QUOTED PASSAGE »
··········

In his first speech of the year, Mr King outlined radical plans for the Bank to buy up an initial £50bn of illiquid assets in the market to increase the flow of credit, with the option of ex-tending the scheme to boost the money supply by effectively creating new money. The asset purchases will come on top of a raft of other measures designed to get banks lending to limit the impact of the recession.

Mr King told a CBI dinner in Nottingham that the Bank was ready to use "unconventional measures" to boost an economy facing a marked contraction in the first half of this year after a sharp slowdown at the end of 2008. The bank's intervention in shattered credit markets could make key securities more liquid, reduce the cost of borrowing for companies and ease the strain on banks' balance sheets, he said.

Despite interest rates at an all-time low of 1.5 per cent after a series of big rate cuts, the Governor said the Bank's Monetary Policy Committee was in danger of undershooting its 2 per cent target for inflation. But he said the MPC was not yet ready to buy up assets without issuing Government debt, a so-called quantitative easing move that would amount to printing money. But the Bank's new Asset Purchase Facility will start buying up assets in the market "in a matter of weeks, not days", Mr King promised.

The Government is wary of taking on extra risk by buying corporate credit outright, and Mr King stressed that the Bank would only buy assets that played a key role in the financial system and for which there would be strong dem-and in normal conditions.

"There is a fine dividing line between helping to oil the wheels in markets that are temporarily impaired and artificially supporting markets in which there is no underlying demand," the Governor said. "Such asset purchases involve taking more credit risk on to the public sector balance sheet. That is why the Bank will consider purchasing only high-quality assets." He highlighted as potential purchases high-quality corporate bonds, whose risk spreads had been driven to their highest since the mid-1970s because of illiquid markets. Bank buy-ups of commercial paper could also ease that market, though it is less important in the UK than in the US, he added.

The Governor said Britain's heavily indebted economy faced a dilemma because short-term spending was needed to ease the impact of the slowdown, though in the long run the country needed to reduce borrowing and save more. But he said it was possible for banks to increase lending to the "real economy" while at the same time bringing down the volume of loans on their balance sheets.

··········

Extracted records
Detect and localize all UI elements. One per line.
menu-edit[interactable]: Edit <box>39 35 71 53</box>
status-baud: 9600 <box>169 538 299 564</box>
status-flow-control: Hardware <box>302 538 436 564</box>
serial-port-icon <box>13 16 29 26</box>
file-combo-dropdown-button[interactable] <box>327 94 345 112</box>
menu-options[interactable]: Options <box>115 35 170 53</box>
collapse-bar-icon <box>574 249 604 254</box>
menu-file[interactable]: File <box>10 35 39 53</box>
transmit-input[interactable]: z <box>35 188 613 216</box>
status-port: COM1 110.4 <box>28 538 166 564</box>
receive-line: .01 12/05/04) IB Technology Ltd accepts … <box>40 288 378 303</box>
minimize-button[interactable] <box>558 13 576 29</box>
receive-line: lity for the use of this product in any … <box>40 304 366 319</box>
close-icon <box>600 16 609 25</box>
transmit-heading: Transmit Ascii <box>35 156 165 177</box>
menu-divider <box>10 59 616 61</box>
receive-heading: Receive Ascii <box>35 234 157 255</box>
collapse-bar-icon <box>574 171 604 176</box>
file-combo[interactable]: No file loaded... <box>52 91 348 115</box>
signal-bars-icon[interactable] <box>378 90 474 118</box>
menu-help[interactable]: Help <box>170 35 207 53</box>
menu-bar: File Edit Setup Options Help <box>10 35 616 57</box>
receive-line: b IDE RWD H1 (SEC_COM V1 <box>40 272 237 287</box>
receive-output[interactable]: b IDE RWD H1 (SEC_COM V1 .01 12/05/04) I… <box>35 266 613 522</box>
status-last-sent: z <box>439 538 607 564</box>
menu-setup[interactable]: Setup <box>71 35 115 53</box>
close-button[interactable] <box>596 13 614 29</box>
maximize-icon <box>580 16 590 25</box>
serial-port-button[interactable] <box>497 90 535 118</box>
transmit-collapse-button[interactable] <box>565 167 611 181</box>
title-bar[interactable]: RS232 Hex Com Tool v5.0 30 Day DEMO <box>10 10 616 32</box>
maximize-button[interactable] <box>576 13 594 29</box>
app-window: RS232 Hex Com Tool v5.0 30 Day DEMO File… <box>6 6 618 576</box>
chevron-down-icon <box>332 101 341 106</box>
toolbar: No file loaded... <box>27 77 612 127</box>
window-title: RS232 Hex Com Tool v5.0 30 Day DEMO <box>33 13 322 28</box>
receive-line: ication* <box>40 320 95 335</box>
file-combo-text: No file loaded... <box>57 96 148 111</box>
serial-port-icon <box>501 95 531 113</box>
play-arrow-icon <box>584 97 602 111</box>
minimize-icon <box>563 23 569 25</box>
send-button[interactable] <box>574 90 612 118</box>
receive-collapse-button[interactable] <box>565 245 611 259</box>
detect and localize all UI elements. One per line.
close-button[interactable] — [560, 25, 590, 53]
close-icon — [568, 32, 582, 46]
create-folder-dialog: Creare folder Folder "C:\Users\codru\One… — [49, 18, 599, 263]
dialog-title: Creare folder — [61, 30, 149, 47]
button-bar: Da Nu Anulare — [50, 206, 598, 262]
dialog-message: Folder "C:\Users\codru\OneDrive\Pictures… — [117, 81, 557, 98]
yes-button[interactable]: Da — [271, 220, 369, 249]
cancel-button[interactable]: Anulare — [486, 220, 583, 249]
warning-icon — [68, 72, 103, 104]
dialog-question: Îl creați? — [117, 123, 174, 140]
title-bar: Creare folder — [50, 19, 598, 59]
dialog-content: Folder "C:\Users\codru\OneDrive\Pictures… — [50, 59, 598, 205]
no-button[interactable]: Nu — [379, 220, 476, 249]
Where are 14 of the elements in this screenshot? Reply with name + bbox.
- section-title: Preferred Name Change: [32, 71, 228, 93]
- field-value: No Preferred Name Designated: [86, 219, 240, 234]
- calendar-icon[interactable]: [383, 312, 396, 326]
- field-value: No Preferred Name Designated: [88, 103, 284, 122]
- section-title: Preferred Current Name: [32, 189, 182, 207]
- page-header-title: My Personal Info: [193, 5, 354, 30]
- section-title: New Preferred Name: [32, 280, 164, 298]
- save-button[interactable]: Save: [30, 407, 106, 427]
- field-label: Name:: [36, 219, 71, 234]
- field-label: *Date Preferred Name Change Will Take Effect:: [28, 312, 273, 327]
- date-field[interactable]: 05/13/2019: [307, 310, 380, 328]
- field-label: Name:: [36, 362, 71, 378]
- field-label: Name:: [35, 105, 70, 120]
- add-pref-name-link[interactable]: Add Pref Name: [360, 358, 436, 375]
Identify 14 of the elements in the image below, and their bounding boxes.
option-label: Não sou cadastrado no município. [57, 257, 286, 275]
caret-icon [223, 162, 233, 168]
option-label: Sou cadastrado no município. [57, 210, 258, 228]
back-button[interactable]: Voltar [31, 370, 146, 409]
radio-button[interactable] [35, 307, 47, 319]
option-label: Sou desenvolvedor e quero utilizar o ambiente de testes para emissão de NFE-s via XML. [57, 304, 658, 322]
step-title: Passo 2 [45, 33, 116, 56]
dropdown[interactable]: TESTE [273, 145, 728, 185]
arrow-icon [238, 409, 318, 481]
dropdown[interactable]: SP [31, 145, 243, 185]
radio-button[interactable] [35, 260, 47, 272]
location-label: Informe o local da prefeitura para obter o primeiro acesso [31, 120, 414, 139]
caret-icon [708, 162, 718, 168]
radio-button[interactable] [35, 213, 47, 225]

··········

PROBLEMS AND TASKS »
• 1. In the article about Mr King's speech, what initial amount of illiquid assets did he plan for the Bank to buy?
• 2. Output the stretch of the article about Mr King's speech from "Mr King told" through "sheets, he said.".
• 3. Write the next part of the article about Mr King's speech, picking up after its last sentence.
These lines are separate material and have no connection to the article.

RESULTS OF THE EXERCISE »
• 1. £50bn

• 2.
Mr King told a CBI dinner in Nottingham that the Bank was ready to use "unconventional measures" to boost an economy facing a marked contraction in the first half of this year after a sharp slowdown at the end of 2008. The bank's intervention in shattered credit markets could make key securities more liquid, reduce the cost of borrowing for companies and ease the strain on banks' balance sheets, he said.

• 3.
Mr King also insisted the Government's latest banking bailout did not leave taxpayers dangerously exposed to banks' losses, and that the measures would restore order to the financial system. He defended the plan after another day of market turmoil. Banking shares fell heavily and sterling slumped on fears that the measures to guarantee banks' toxic assets would not be enough to prevent a deep recession.

"To be clear, the scheme does not mean that the taxpayer will bear the full brunt of past lending mistakes by banks," Mr King said. "Rather, there is a sharing of losses between shareholders and the Government – or coinsurance – with the Government providing, at a price, insurance against only extreme outcomes for the banks."

Mr King said: "No one can know at what point the impact of all this stimulus will have a visible effect on activity; the lags in economic policy are notoriously long and unpredictable. But well-designed policies implemented within a consistent policy framework will eventually work."

Poll: Respect for Bank plunges

The British public's respect for the Bank of England has plunged in the past month. An opinion poll run by the research group YouGov on behalf of PoliticsHome.com found that the central bank's rating among voters had sunk 15 points since December. A statement from PoliticsHome said: "This rapid deterioration may be seen as an indication that the public are frustrated that none of the action taken by the Bank so far has appeared to have any positive effect."

The website launched its Phi5000 opinion tracker last April, canvassing 5,000 voters. The opinion of the Bank of England was at zero until the start of the year, the survey found. As the economic crisis has deepened and the bank has failed to stimulate a recovery with its monetary policy, the balance currently sits at -15.